▶ [The task]
Pick up the article about diplomat Charles Thomas's dismissal from the State Department and continue it from its last sentence.

▶ [Text segment]
------

Cynthia Thomas once thought that she had solved the most confounding mystery of her life – why her late husband, a respected career diplomat, was abruptly fired by the State Department in 1969. His dismissal plunged her husband, Charles, into a severe depression and, she was certain, led him to kill himself two years later at age 48.

Thomas, who went on to her own diplomatic career and who died March 13 at age 82, said the images and sounds of the suicide never left her thoughts, at least not for a long time.

On April 12, 1971, her husband shot himself in the second-floor bathroom of the couple’s rented home in Washington. Thomas, downstairs, thought at first that the boiler had exploded.

His dismissal by the State Department – he had been “selected out,” in the agency’s Orwellian language of the era – shattered Charles Thomas, his widow said.

------

▶ [Provided material]
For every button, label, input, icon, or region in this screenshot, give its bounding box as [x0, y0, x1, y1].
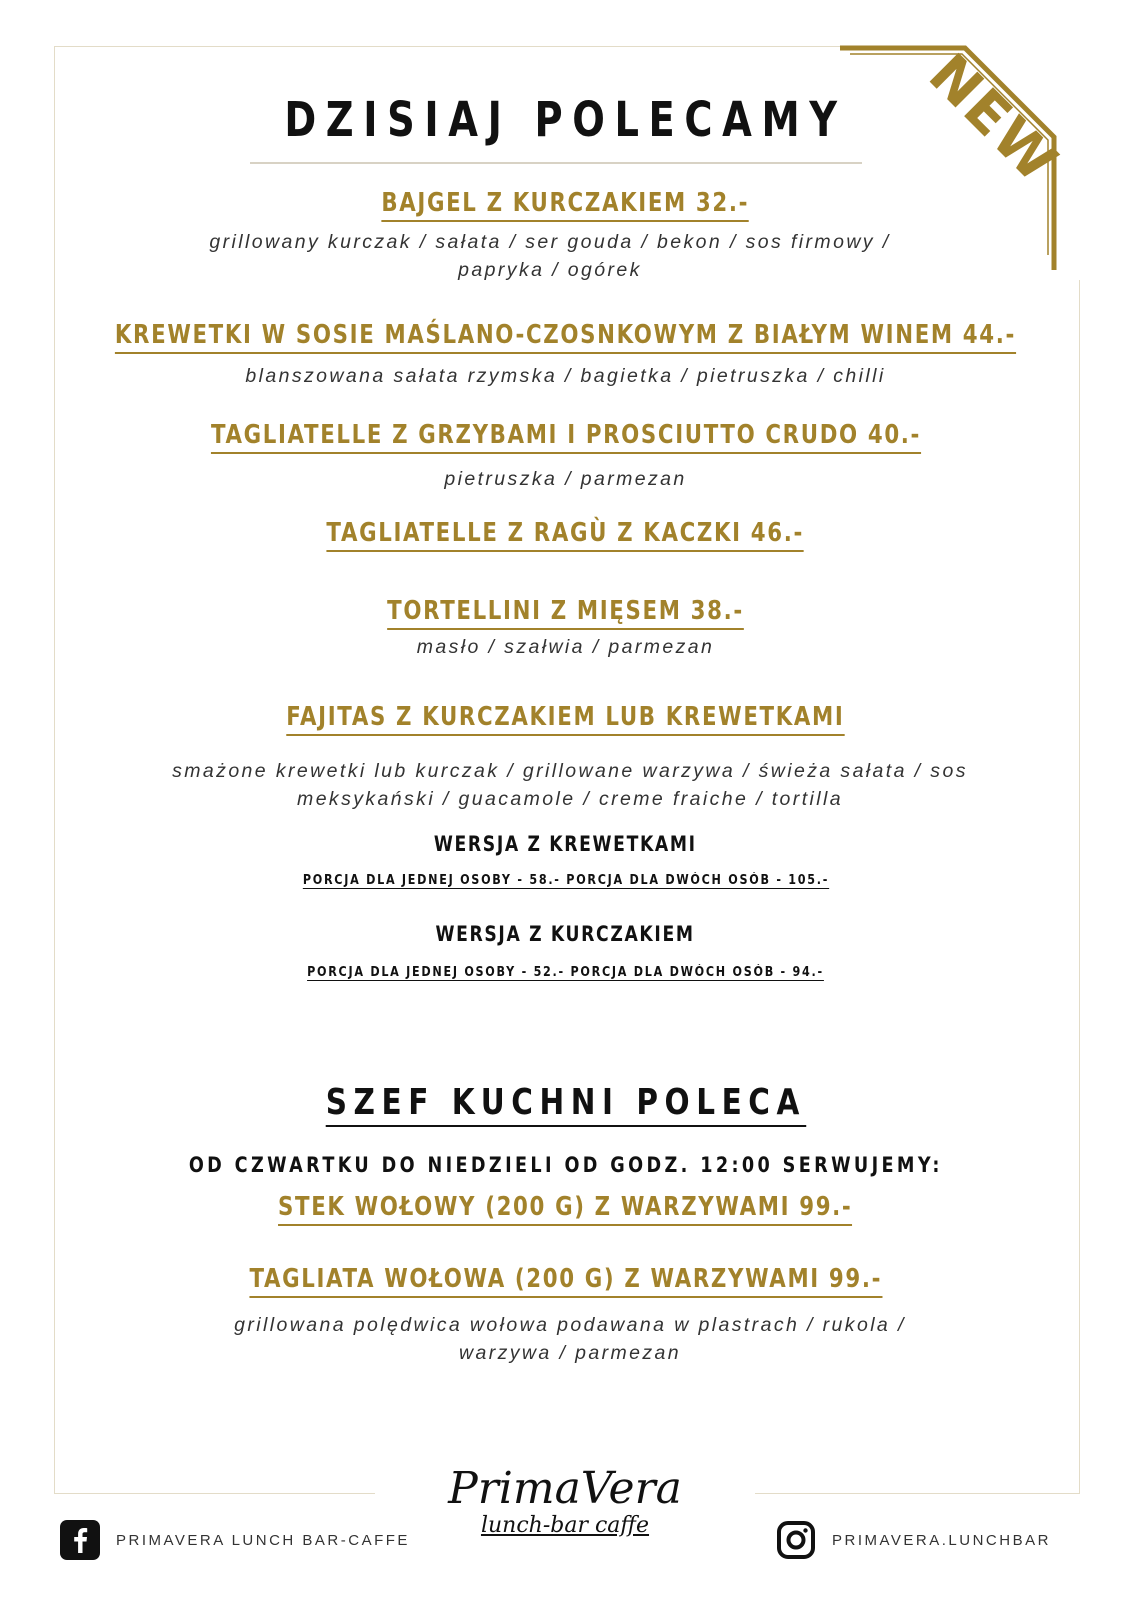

------

▶ [Exercise response]
He was orphaned as a boy in Texas and raised by a sister in Fort Wayne, Indiana, before joining the Navy and flying fighter planes in World War II. Despite his more hardscrabble roots, the 6-foot, preppily handsome Charles Thomas moved easily among the blue-blooded Ivy Leaguers at the State Department during his postings across Africa and Latin America. For 18 years, he had received glowing evaluations.

“It was nonsensical,” Thomas once said of his dismissal. “Charles was the best sort of American diplomat.” But they discovered they had almost no means of appeal. The department then had a strict up-or-out promotion policy for diplomats – either you were promoted, or you were “selected out.”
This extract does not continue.